Exercise description:
Return every line of the records below word for word, leaving out the pictures.

Exercise materials:
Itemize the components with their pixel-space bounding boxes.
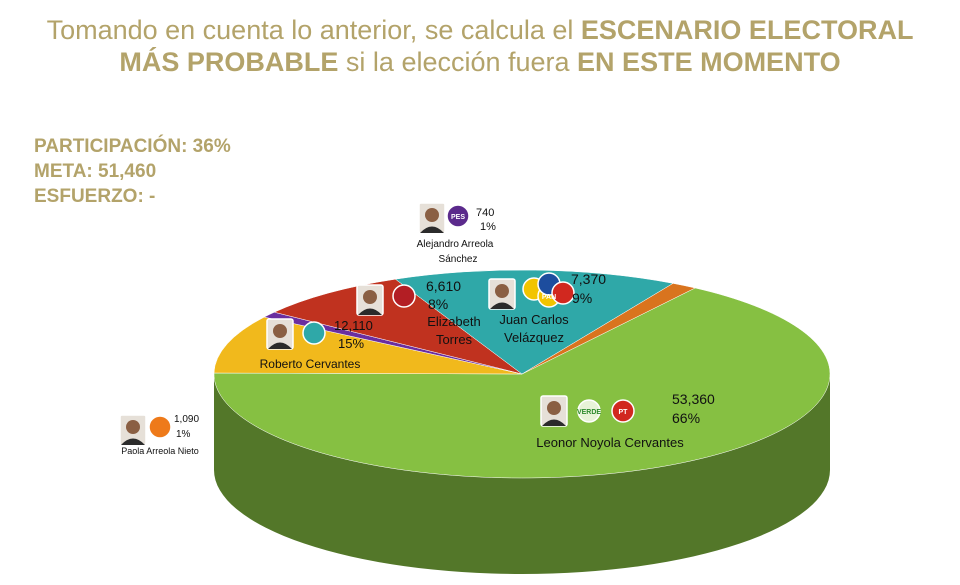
- value-label-alejandro-arreola-s-nchez: 740: [476, 207, 494, 219]
- title-line-2: MÁS PROBABLE si la elección fuera EN EST…: [0, 46, 960, 78]
- avatar-alejandro-arreola-s-nchez: [418, 202, 446, 234]
- party-logo-text: PES: [451, 214, 465, 221]
- title-line-2-bold-b: EN ESTE MOMENTO: [577, 47, 841, 77]
- label-layer: 53,360 66% Leonor Noyola Cervantes 7,370 9%J…: [119, 202, 715, 456]
- avatar-leonor-noyola-cervantes: [540, 395, 568, 427]
- percent-label-paola-arreola-nieto: 1%: [176, 429, 191, 440]
- percent-label-leonor-noyola-cervantes: 66%: [672, 410, 700, 426]
- pie-slice-roberto-cervantes: [394, 269, 674, 375]
- candidate-name-line2-elizabeth-torres: Torres: [436, 332, 473, 347]
- pie-slice-elizabeth-torres: [273, 278, 523, 375]
- pie-layer: [213, 269, 831, 574]
- value-label-juan-carlos-vel-zquez: 7,370: [571, 271, 606, 287]
- party-logo-text: PAN: [542, 294, 556, 301]
- avatar-roberto-cervantes: [266, 318, 294, 350]
- candidate-name-elizabeth-torres: Elizabeth: [427, 314, 480, 329]
- party-logo-icon: [577, 399, 601, 423]
- candidate-name-line2-alejandro-arreola-s-nchez: Sánchez: [439, 254, 478, 265]
- avatar-elizabeth-torres: [356, 284, 384, 316]
- candidate-name-juan-carlos-vel-zquez: Juan Carlos: [499, 312, 569, 327]
- title-line-2-regular: si la elección fuera: [338, 47, 578, 77]
- esfuerzo-stat: ESFUERZO: -: [34, 186, 156, 207]
- party-logo-icon: [392, 284, 416, 308]
- value-label-elizabeth-torres: 6,610: [426, 278, 461, 294]
- party-logo-text: PT: [619, 409, 629, 416]
- percent-label-alejandro-arreola-s-nchez: 1%: [480, 221, 496, 233]
- meta-stat: META: 51,460: [34, 161, 157, 182]
- pie-side-0: [214, 374, 830, 574]
- value-label-paola-arreola-nieto: 1,090: [174, 414, 199, 425]
- party-logo-icon: [446, 204, 470, 228]
- party-logo-icon: [551, 281, 575, 305]
- percent-label-juan-carlos-vel-zquez: 9%: [572, 290, 592, 306]
- pie-slice-paola-arreola-nieto: [521, 283, 696, 375]
- pie-slice-leonor-noyola-cervantes: [213, 287, 831, 479]
- title-line-1: Tomando en cuenta lo anterior, se calcul…: [0, 14, 960, 46]
- candidate-name-leonor-noyola-cervantes: Leonor Noyola Cervantes: [536, 435, 684, 450]
- title-line-2-bold-a: MÁS PROBABLE: [119, 47, 339, 77]
- percent-label-elizabeth-torres: 8%: [428, 296, 448, 312]
- party-logo-text: VERDE: [577, 409, 601, 416]
- title-line-1-bold: ESCENARIO ELECTORAL: [580, 15, 914, 45]
- party-logo-icon: [148, 415, 172, 439]
- candidate-name-paola-arreola-nieto: Paola Arreola Nieto: [121, 446, 199, 456]
- party-logo-icon: [302, 321, 326, 345]
- candidate-name-roberto-cervantes: Roberto Cervantes: [260, 357, 361, 371]
- participacion-stat: PARTICIPACIÓN: 36%: [34, 136, 231, 157]
- candidate-name-line2-juan-carlos-vel-zquez: Velázquez: [504, 330, 564, 345]
- value-label-leonor-noyola-cervantes: 53,360: [672, 391, 715, 407]
- candidate-name-alejandro-arreola-s-nchez: Alejandro Arreola: [417, 239, 494, 250]
- percent-label-roberto-cervantes: 15%: [338, 336, 364, 351]
- title-line-1-regular: Tomando en cuenta lo anterior, se calcul…: [46, 15, 581, 45]
- value-label-roberto-cervantes: 12,110: [334, 318, 373, 333]
- avatar-paola-arreola-nieto: [119, 414, 147, 446]
- party-logo-icon: [611, 399, 635, 423]
- avatar-juan-carlos-vel-zquez: [488, 278, 516, 310]
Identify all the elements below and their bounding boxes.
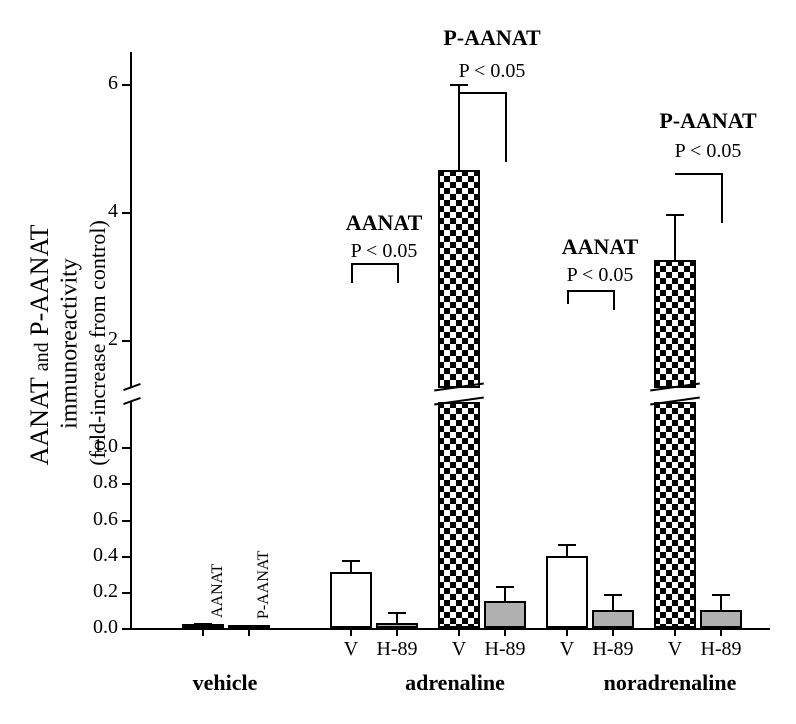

Exercise response:
Itemize the components with their pixel-space bounding boxes.
- value-label-alejandro-arreola-s-nchez: 740: [476, 207, 494, 219]
- title-line-2: MÁS PROBABLE si la elección fuera EN EST…: [0, 46, 960, 78]
- avatar-alejandro-arreola-s-nchez: [418, 202, 446, 234]
- party-logo-text: PES: [451, 214, 465, 221]
- title-line-2-bold-b: EN ESTE MOMENTO: [577, 47, 841, 77]
- label-layer: 53,360 66% Leonor Noyola Cervantes 7,370 9%J…: [119, 202, 715, 456]
- avatar-leonor-noyola-cervantes: [540, 395, 568, 427]
- percent-label-paola-arreola-nieto: 1%: [176, 429, 191, 440]
- percent-label-leonor-noyola-cervantes: 66%: [672, 410, 700, 426]
- pie-slice-roberto-cervantes: [394, 269, 674, 375]
- candidate-name-line2-elizabeth-torres: Torres: [436, 332, 473, 347]
- pie-slice-elizabeth-torres: [273, 278, 523, 375]
- pie-layer: [213, 269, 831, 574]
- value-label-juan-carlos-vel-zquez: 7,370: [571, 271, 606, 287]
- party-logo-text: PAN: [542, 294, 556, 301]
- avatar-roberto-cervantes: [266, 318, 294, 350]
- candidate-name-elizabeth-torres: Elizabeth: [427, 314, 480, 329]
- party-logo-icon: [577, 399, 601, 423]
- candidate-name-line2-alejandro-arreola-s-nchez: Sánchez: [439, 254, 478, 265]
- avatar-elizabeth-torres: [356, 284, 384, 316]
- candidate-name-juan-carlos-vel-zquez: Juan Carlos: [499, 312, 569, 327]
- title-line-2-regular: si la elección fuera: [338, 47, 578, 77]
- esfuerzo-stat: ESFUERZO: -: [34, 186, 156, 207]
- party-logo-icon: [392, 284, 416, 308]
- value-label-elizabeth-torres: 6,610: [426, 278, 461, 294]
- party-logo-text: PT: [619, 409, 629, 416]
- percent-label-alejandro-arreola-s-nchez: 1%: [480, 221, 496, 233]
- meta-stat: META: 51,460: [34, 161, 157, 182]
- pie-side-0: [214, 374, 830, 574]
- value-label-paola-arreola-nieto: 1,090: [174, 414, 199, 425]
- party-logo-icon: [446, 204, 470, 228]
- party-logo-icon: [551, 281, 575, 305]
- percent-label-juan-carlos-vel-zquez: 9%: [572, 290, 592, 306]
- pie-slice-paola-arreola-nieto: [521, 283, 696, 375]
- pie-slice-leonor-noyola-cervantes: [213, 287, 831, 479]
- title-line-1: Tomando en cuenta lo anterior, se calcul…: [0, 14, 960, 46]
- candidate-name-leonor-noyola-cervantes: Leonor Noyola Cervantes: [536, 435, 684, 450]
- title-line-2-bold-a: MÁS PROBABLE: [119, 47, 339, 77]
- percent-label-elizabeth-torres: 8%: [428, 296, 448, 312]
- party-logo-text: VERDE: [577, 409, 601, 416]
- title-line-1-bold: ESCENARIO ELECTORAL: [580, 15, 914, 45]
- party-logo-icon: [148, 415, 172, 439]
- candidate-name-paola-arreola-nieto: Paola Arreola Nieto: [121, 446, 199, 456]
- party-logo-icon: [302, 321, 326, 345]
- candidate-name-roberto-cervantes: Roberto Cervantes: [260, 357, 361, 371]
- participacion-stat: PARTICIPACIÓN: 36%: [34, 136, 231, 157]
- candidate-name-line2-juan-carlos-vel-zquez: Velázquez: [504, 330, 564, 345]
- value-label-leonor-noyola-cervantes: 53,360: [672, 391, 715, 407]
- candidate-name-alejandro-arreola-s-nchez: Alejandro Arreola: [417, 239, 494, 250]
- percent-label-roberto-cervantes: 15%: [338, 336, 364, 351]
- title-line-1-regular: Tomando en cuenta lo anterior, se calcul…: [46, 15, 581, 45]
- value-label-roberto-cervantes: 12,110: [334, 318, 373, 333]
- avatar-paola-arreola-nieto: [119, 414, 147, 446]
- party-logo-icon: [611, 399, 635, 423]
- avatar-juan-carlos-vel-zquez: [488, 278, 516, 310]
Identify all the elements below and their bounding boxes.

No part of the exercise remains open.